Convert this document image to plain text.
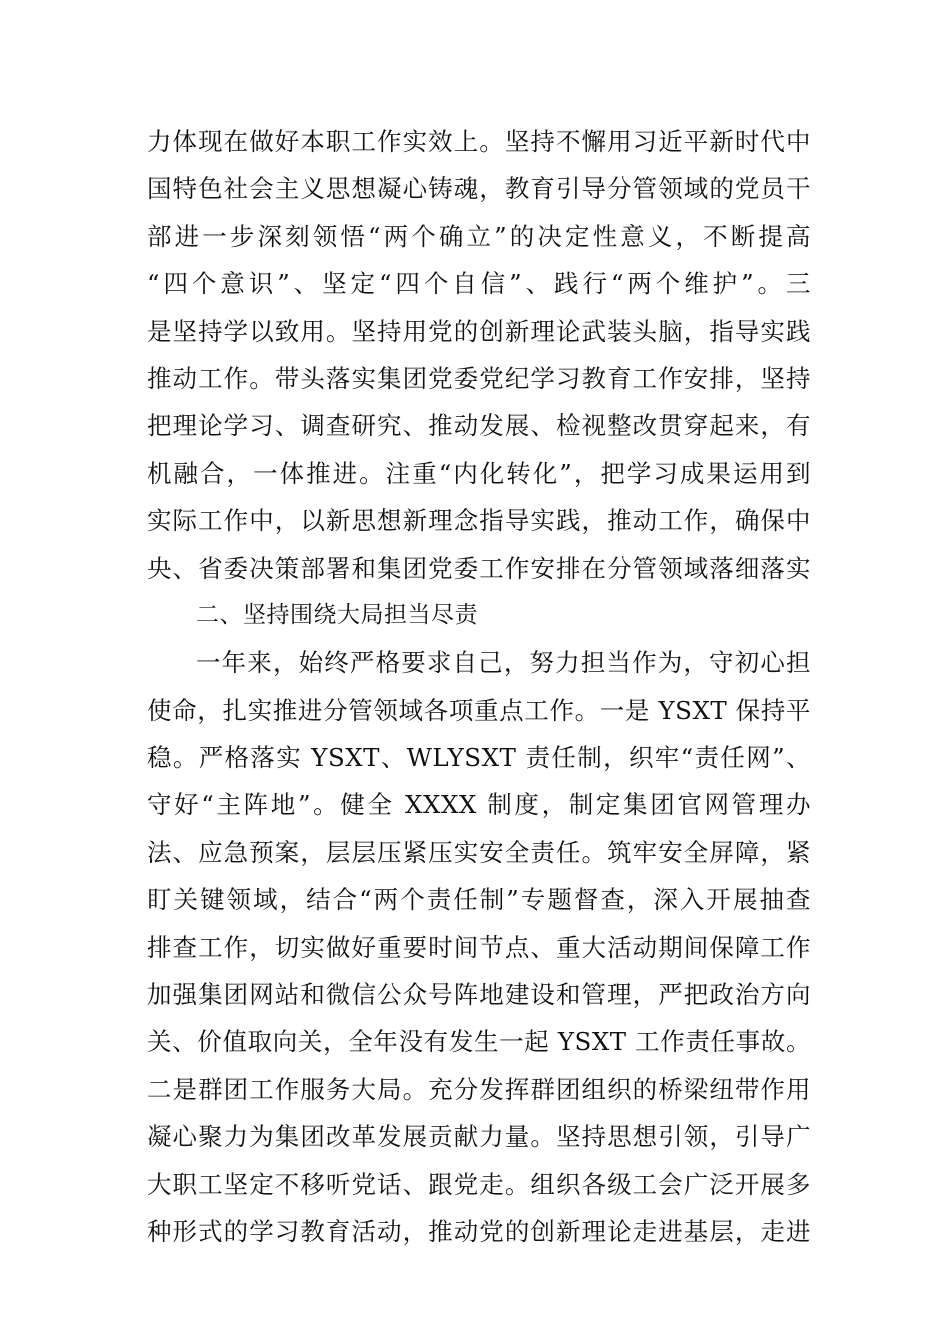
力体现在做好本职工作实效上。坚持不懈用习近平新时代中
国特色社会主义思想凝心铸魂，教育引导分管领域的党员干
部进一步深刻领悟“两个确立”的决定性意义，不断提高
“四个意识”、坚定“四个自信”、践行“两个维护”。三
是坚持学以致用。坚持用党的创新理论武装头脑，指导实践
推动工作。带头落实集团党委党纪学习教育工作安排，坚持
把理论学习、调查研究、推动发展、检视整改贯穿起来，有
机融合，一体推进。注重“内化转化”，把学习成果运用到
实际工作中，以新思想新理念指导实践，推动工作，确保中
央、省委决策部署和集团党委工作安排在分管领域落细落实
二、坚持围绕大局担当尽责
一年来，始终严格要求自己，努力担当作为，守初心担
使命，扎实推进分管领域各项重点工作。一是 YSXT 保持平
稳。严格落实 YSXT、WLYSXT 责任制，织牢“责任网”、
守好“主阵地”。健全 XXXX 制度，制定集团官网管理办
法、应急预案，层层压紧压实安全责任。筑牢安全屏障，紧
盯关键领域，结合“两个责任制”专题督查，深入开展抽查
排查工作，切实做好重要时间节点、重大活动期间保障工作
加强集团网站和微信公众号阵地建设和管理，严把政治方向
关、价值取向关，全年没有发生一起 YSXT 工作责任事故。
二是群团工作服务大局。充分发挥群团组织的桥梁纽带作用
凝心聚力为集团改革发展贡献力量。坚持思想引领，引导广
大职工坚定不移听党话、跟党走。组织各级工会广泛开展多
种形式的学习教育活动，推动党的创新理论走进基层，走进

□ □ □ □

Omit the pictures. Output every record above word for word.

### Result
Convert this document image to plain text.
力体现在做好本职工作实效上。坚持不懈用习近平新时代中
国特色社会主义思想凝心铸魂，教育引导分管领域的党员干
部进一步深刻领悟“两个确立”的决定性意义，不断提高
“四个意识”、坚定“四个自信”、践行“两个维护”。三
是坚持学以致用。坚持用党的创新理论武装头脑，指导实践
推动工作。带头落实集团党委党纪学习教育工作安排，坚持
把理论学习、调查研究、推动发展、检视整改贯穿起来，有
机融合，一体推进。注重“内化转化”，把学习成果运用到
实际工作中，以新思想新理念指导实践，推动工作，确保中
央、省委决策部署和集团党委工作安排在分管领域落细落实
二、坚持围绕大局担当尽责
一年来，始终严格要求自己，努力担当作为，守初心担
使命，扎实推进分管领域各项重点工作。一是 YSXT 保持平
稳。严格落实 YSXT、WLYSXT 责任制，织牢“责任网”、
守好“主阵地”。健全 XXXX 制度，制定集团官网管理办
法、应急预案，层层压紧压实安全责任。筑牢安全屏障，紧
盯关键领域，结合“两个责任制”专题督查，深入开展抽查
排查工作，切实做好重要时间节点、重大活动期间保障工作
加强集团网站和微信公众号阵地建设和管理，严把政治方向
关、价值取向关，全年没有发生一起 YSXT 工作责任事故。
二是群团工作服务大局。充分发挥群团组织的桥梁纽带作用
凝心聚力为集团改革发展贡献力量。坚持思想引领，引导广
大职工坚定不移听党话、跟党走。组织各级工会广泛开展多
种形式的学习教育活动，推动党的创新理论走进基层，走进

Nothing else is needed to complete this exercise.